• **Exercise brief**:
Filter the records below down to lines containing "data".

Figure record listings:
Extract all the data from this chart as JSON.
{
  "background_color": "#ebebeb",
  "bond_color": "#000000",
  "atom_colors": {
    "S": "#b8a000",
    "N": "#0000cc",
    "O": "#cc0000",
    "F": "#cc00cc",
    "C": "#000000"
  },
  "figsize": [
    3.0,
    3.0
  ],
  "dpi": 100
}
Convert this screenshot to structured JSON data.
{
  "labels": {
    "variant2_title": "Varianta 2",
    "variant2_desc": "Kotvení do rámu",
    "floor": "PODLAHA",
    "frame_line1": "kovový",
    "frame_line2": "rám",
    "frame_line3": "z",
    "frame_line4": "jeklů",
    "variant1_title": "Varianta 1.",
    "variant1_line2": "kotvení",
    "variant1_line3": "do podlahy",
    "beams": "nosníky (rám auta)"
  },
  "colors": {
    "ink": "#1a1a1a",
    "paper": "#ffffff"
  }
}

• **Completed task**:
Extract all the data from this chart as JSON.
Convert this screenshot to structured JSON data.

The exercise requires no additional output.